▶ **Stored records**
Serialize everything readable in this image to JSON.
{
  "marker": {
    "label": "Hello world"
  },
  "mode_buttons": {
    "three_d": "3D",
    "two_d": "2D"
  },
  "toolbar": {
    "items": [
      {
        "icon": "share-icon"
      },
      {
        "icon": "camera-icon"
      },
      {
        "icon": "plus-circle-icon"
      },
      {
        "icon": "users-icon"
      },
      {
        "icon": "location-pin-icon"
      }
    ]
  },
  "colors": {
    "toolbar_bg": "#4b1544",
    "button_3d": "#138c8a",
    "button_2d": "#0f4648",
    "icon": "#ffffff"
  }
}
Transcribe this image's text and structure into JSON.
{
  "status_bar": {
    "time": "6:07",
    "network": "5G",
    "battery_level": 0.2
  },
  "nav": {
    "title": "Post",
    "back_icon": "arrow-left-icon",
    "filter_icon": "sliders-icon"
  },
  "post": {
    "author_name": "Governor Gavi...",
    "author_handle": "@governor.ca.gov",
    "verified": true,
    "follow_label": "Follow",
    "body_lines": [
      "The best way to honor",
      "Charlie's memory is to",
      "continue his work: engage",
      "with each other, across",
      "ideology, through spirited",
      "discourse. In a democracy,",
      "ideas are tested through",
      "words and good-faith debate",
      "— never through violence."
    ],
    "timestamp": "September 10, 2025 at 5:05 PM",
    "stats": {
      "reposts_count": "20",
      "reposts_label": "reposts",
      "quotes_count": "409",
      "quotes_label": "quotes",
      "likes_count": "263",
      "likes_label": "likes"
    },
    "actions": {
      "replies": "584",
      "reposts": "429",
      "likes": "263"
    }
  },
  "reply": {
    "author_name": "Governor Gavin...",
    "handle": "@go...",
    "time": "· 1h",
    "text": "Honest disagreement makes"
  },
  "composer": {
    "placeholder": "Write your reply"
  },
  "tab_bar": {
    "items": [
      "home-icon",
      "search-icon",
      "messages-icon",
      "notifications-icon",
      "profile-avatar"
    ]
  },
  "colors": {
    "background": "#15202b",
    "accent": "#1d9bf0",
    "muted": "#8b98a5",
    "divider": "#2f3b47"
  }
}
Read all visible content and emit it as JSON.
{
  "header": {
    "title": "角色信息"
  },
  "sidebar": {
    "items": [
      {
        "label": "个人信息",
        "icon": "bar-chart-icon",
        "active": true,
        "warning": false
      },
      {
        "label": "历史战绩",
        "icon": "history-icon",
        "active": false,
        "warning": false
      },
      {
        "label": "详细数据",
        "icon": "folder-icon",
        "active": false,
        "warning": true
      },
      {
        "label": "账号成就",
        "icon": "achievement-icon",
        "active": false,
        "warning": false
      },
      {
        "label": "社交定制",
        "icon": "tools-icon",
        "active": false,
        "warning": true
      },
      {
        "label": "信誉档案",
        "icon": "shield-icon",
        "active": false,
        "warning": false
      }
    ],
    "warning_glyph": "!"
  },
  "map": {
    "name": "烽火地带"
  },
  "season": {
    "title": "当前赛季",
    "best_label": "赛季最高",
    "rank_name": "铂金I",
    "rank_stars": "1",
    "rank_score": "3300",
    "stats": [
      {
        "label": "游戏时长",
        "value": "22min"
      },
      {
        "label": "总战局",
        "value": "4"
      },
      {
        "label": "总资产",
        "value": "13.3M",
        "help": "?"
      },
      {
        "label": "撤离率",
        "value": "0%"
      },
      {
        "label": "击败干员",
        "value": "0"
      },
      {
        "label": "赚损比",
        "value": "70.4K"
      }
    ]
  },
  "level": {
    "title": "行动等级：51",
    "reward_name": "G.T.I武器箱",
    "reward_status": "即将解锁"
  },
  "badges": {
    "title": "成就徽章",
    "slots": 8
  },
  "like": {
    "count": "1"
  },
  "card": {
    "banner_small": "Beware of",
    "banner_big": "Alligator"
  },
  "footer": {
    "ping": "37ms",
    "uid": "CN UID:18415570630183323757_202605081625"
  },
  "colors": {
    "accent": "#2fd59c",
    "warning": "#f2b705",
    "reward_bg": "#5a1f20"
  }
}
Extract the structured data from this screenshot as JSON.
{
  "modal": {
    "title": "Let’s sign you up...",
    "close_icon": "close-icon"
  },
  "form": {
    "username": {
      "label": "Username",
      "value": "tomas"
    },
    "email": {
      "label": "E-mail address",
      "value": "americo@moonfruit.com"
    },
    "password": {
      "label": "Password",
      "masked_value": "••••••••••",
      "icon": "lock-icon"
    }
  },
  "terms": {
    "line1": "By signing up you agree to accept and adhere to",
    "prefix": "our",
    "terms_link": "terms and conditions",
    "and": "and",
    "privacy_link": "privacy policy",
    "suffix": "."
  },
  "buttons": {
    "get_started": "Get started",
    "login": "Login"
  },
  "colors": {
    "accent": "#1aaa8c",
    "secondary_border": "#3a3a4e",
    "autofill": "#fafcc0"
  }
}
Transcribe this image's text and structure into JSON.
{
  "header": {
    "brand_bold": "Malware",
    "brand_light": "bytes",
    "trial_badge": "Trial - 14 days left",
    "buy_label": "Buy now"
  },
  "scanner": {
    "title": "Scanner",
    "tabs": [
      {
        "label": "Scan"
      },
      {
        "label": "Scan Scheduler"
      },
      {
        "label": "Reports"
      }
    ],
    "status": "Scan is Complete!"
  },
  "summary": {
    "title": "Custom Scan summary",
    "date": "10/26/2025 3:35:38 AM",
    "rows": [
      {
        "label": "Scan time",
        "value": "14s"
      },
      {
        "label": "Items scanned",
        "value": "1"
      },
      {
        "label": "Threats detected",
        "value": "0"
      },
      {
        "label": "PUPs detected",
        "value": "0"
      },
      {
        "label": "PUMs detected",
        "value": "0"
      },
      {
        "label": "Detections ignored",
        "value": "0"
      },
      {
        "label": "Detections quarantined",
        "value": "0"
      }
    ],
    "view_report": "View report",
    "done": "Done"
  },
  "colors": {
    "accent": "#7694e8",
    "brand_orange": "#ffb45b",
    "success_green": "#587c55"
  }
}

▶ **Requirements**
Give the data again, exactly as it stands.

▶ **Correct output**
Serialize everything readable in this image to JSON.
{
  "marker": {
    "label": "Hello world"
  },
  "mode_buttons": {
    "three_d": "3D",
    "two_d": "2D"
  },
  "toolbar": {
    "items": [
      {
        "icon": "share-icon"
      },
      {
        "icon": "camera-icon"
      },
      {
        "icon": "plus-circle-icon"
      },
      {
        "icon": "users-icon"
      },
      {
        "icon": "location-pin-icon"
      }
    ]
  },
  "colors": {
    "toolbar_bg": "#4b1544",
    "button_3d": "#138c8a",
    "button_2d": "#0f4648",
    "icon": "#ffffff"
  }
}
Transcribe this image's text and structure into JSON.
{
  "status_bar": {
    "time": "6:07",
    "network": "5G",
    "battery_level": 0.2
  },
  "nav": {
    "title": "Post",
    "back_icon": "arrow-left-icon",
    "filter_icon": "sliders-icon"
  },
  "post": {
    "author_name": "Governor Gavi...",
    "author_handle": "@governor.ca.gov",
    "verified": true,
    "follow_label": "Follow",
    "body_lines": [
      "The best way to honor",
      "Charlie's memory is to",
      "continue his work: engage",
      "with each other, across",
      "ideology, through spirited",
      "discourse. In a democracy,",
      "ideas are tested through",
      "words and good-faith debate",
      "— never through violence."
    ],
    "timestamp": "September 10, 2025 at 5:05 PM",
    "stats": {
      "reposts_count": "20",
      "reposts_label": "reposts",
      "quotes_count": "409",
      "quotes_label": "quotes",
      "likes_count": "263",
      "likes_label": "likes"
    },
    "actions": {
      "replies": "584",
      "reposts": "429",
      "likes": "263"
    }
  },
  "reply": {
    "author_name": "Governor Gavin...",
    "handle": "@go...",
    "time": "· 1h",
    "text": "Honest disagreement makes"
  },
  "composer": {
    "placeholder": "Write your reply"
  },
  "tab_bar": {
    "items": [
      "home-icon",
      "search-icon",
      "messages-icon",
      "notifications-icon",
      "profile-avatar"
    ]
  },
  "colors": {
    "background": "#15202b",
    "accent": "#1d9bf0",
    "muted": "#8b98a5",
    "divider": "#2f3b47"
  }
}
Read all visible content and emit it as JSON.
{
  "header": {
    "title": "角色信息"
  },
  "sidebar": {
    "items": [
      {
        "label": "个人信息",
        "icon": "bar-chart-icon",
        "active": true,
        "warning": false
      },
      {
        "label": "历史战绩",
        "icon": "history-icon",
        "active": false,
        "warning": false
      },
      {
        "label": "详细数据",
        "icon": "folder-icon",
        "active": false,
        "warning": true
      },
      {
        "label": "账号成就",
        "icon": "achievement-icon",
        "active": false,
        "warning": false
      },
      {
        "label": "社交定制",
        "icon": "tools-icon",
        "active": false,
        "warning": true
      },
      {
        "label": "信誉档案",
        "icon": "shield-icon",
        "active": false,
        "warning": false
      }
    ],
    "warning_glyph": "!"
  },
  "map": {
    "name": "烽火地带"
  },
  "season": {
    "title": "当前赛季",
    "best_label": "赛季最高",
    "rank_name": "铂金I",
    "rank_stars": "1",
    "rank_score": "3300",
    "stats": [
      {
        "label": "游戏时长",
        "value": "22min"
      },
      {
        "label": "总战局",
        "value": "4"
      },
      {
        "label": "总资产",
        "value": "13.3M",
        "help": "?"
      },
      {
        "label": "撤离率",
        "value": "0%"
      },
      {
        "label": "击败干员",
        "value": "0"
      },
      {
        "label": "赚损比",
        "value": "70.4K"
      }
    ]
  },
  "level": {
    "title": "行动等级：51",
    "reward_name": "G.T.I武器箱",
    "reward_status": "即将解锁"
  },
  "badges": {
    "title": "成就徽章",
    "slots": 8
  },
  "like": {
    "count": "1"
  },
  "card": {
    "banner_small": "Beware of",
    "banner_big": "Alligator"
  },
  "footer": {
    "ping": "37ms",
    "uid": "CN UID:18415570630183323757_202605081625"
  },
  "colors": {
    "accent": "#2fd59c",
    "warning": "#f2b705",
    "reward_bg": "#5a1f20"
  }
}
Extract the structured data from this screenshot as JSON.
{
  "modal": {
    "title": "Let’s sign you up...",
    "close_icon": "close-icon"
  },
  "form": {
    "username": {
      "label": "Username",
      "value": "tomas"
    },
    "email": {
      "label": "E-mail address",
      "value": "americo@moonfruit.com"
    },
    "password": {
      "label": "Password",
      "masked_value": "••••••••••",
      "icon": "lock-icon"
    }
  },
  "terms": {
    "line1": "By signing up you agree to accept and adhere to",
    "prefix": "our",
    "terms_link": "terms and conditions",
    "and": "and",
    "privacy_link": "privacy policy",
    "suffix": "."
  },
  "buttons": {
    "get_started": "Get started",
    "login": "Login"
  },
  "colors": {
    "accent": "#1aaa8c",
    "secondary_border": "#3a3a4e",
    "autofill": "#fafcc0"
  }
}
Transcribe this image's text and structure into JSON.
{
  "header": {
    "brand_bold": "Malware",
    "brand_light": "bytes",
    "trial_badge": "Trial - 14 days left",
    "buy_label": "Buy now"
  },
  "scanner": {
    "title": "Scanner",
    "tabs": [
      {
        "label": "Scan"
      },
      {
        "label": "Scan Scheduler"
      },
      {
        "label": "Reports"
      }
    ],
    "status": "Scan is Complete!"
  },
  "summary": {
    "title": "Custom Scan summary",
    "date": "10/26/2025 3:35:38 AM",
    "rows": [
      {
        "label": "Scan time",
        "value": "14s"
      },
      {
        "label": "Items scanned",
        "value": "1"
      },
      {
        "label": "Threats detected",
        "value": "0"
      },
      {
        "label": "PUPs detected",
        "value": "0"
      },
      {
        "label": "PUMs detected",
        "value": "0"
      },
      {
        "label": "Detections ignored",
        "value": "0"
      },
      {
        "label": "Detections quarantined",
        "value": "0"
      }
    ],
    "view_report": "View report",
    "done": "Done"
  },
  "colors": {
    "accent": "#7694e8",
    "brand_orange": "#ffb45b",
    "success_green": "#587c55"
  }
}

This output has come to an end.